# Description of the task
Reproduce all the material exactly, minus any pictures it holds.

# Data for processing
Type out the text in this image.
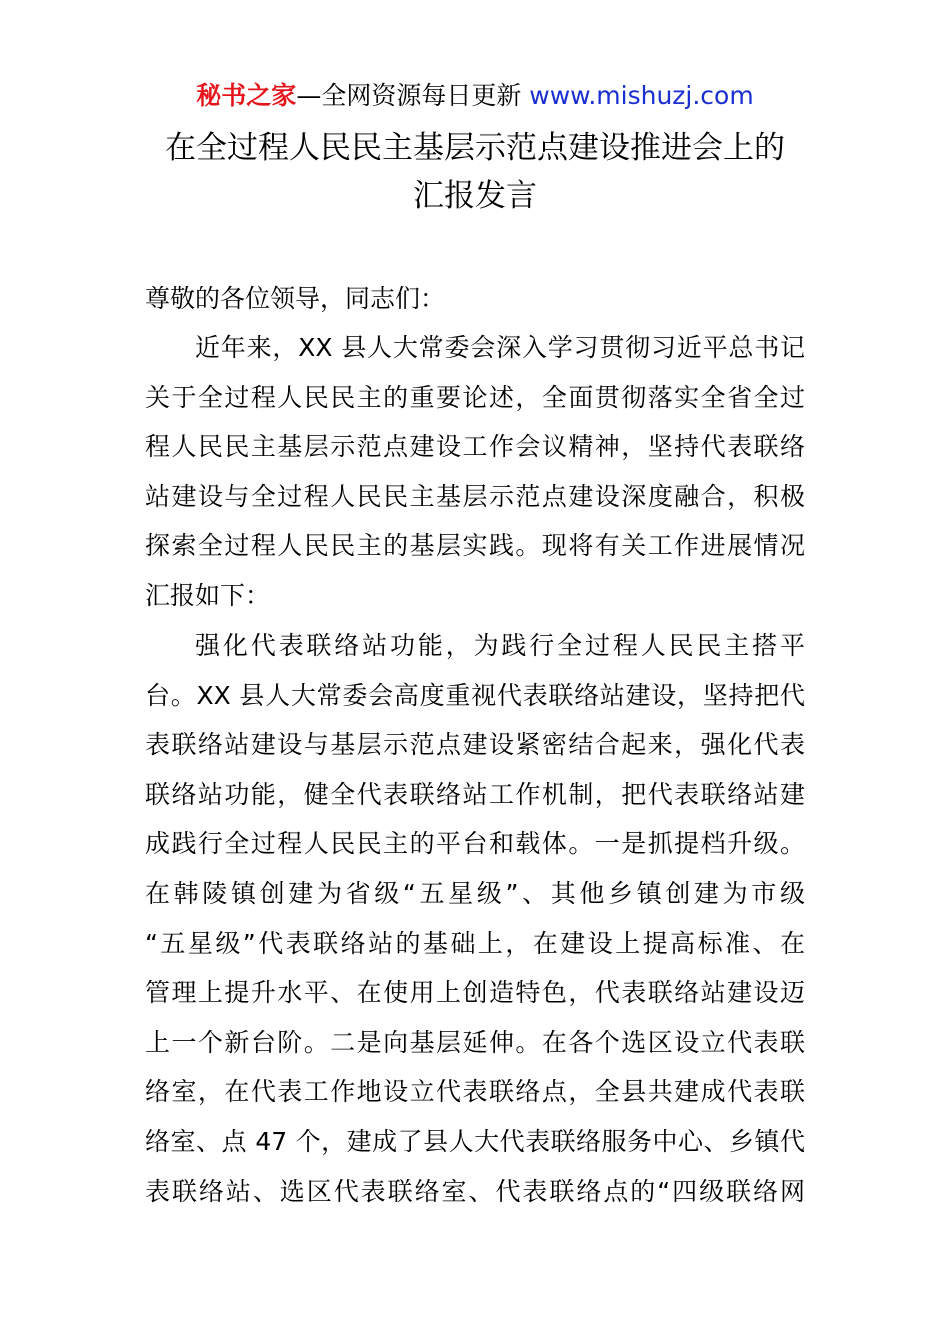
秘书之家—全网资源每日更新 www.mishuzj.com
在全过程人民民主基层示范点建设推进会上的
汇报发言
尊敬的各位领导，同志们：
近年来，XX 县人大常委会深入学习贯彻习近平总书记
关于全过程人民民主的重要论述，全面贯彻落实全省全过
程人民民主基层示范点建设工作会议精神，坚持代表联络
站建设与全过程人民民主基层示范点建设深度融合，积极
探索全过程人民民主的基层实践。现将有关工作进展情况
汇报如下：
强化代表联络站功能，为践行全过程人民民主搭平
台。XX 县人大常委会高度重视代表联络站建设，坚持把代
表联络站建设与基层示范点建设紧密结合起来，强化代表
联络站功能，健全代表联络站工作机制，把代表联络站建
成践行全过程人民民主的平台和载体。一是抓提档升级。
在韩陵镇创建为省级“五星级”、其他乡镇创建为市级
“五星级”代表联络站的基础上，在建设上提高标准、在
管理上提升水平、在使用上创造特色，代表联络站建设迈
上一个新台阶。二是向基层延伸。在各个选区设立代表联
络室，在代表工作地设立代表联络点，全县共建成代表联
络室、点 47 个，建成了县人大代表联络服务中心、乡镇代
表联络站、选区代表联络室、代表联络点的“四级联络网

# Written response
Type out the text in this image.
秘书之家—全网资源每日更新 www.mishuzj.com
在全过程人民民主基层示范点建设推进会上的
汇报发言
尊敬的各位领导，同志们：
近年来，XX 县人大常委会深入学习贯彻习近平总书记
关于全过程人民民主的重要论述，全面贯彻落实全省全过
程人民民主基层示范点建设工作会议精神，坚持代表联络
站建设与全过程人民民主基层示范点建设深度融合，积极
探索全过程人民民主的基层实践。现将有关工作进展情况
汇报如下：
强化代表联络站功能，为践行全过程人民民主搭平
台。XX 县人大常委会高度重视代表联络站建设，坚持把代
表联络站建设与基层示范点建设紧密结合起来，强化代表
联络站功能，健全代表联络站工作机制，把代表联络站建
成践行全过程人民民主的平台和载体。一是抓提档升级。
在韩陵镇创建为省级“五星级”、其他乡镇创建为市级
“五星级”代表联络站的基础上，在建设上提高标准、在
管理上提升水平、在使用上创造特色，代表联络站建设迈
上一个新台阶。二是向基层延伸。在各个选区设立代表联
络室，在代表工作地设立代表联络点，全县共建成代表联
络室、点 47 个，建成了县人大代表联络服务中心、乡镇代
表联络站、选区代表联络室、代表联络点的“四级联络网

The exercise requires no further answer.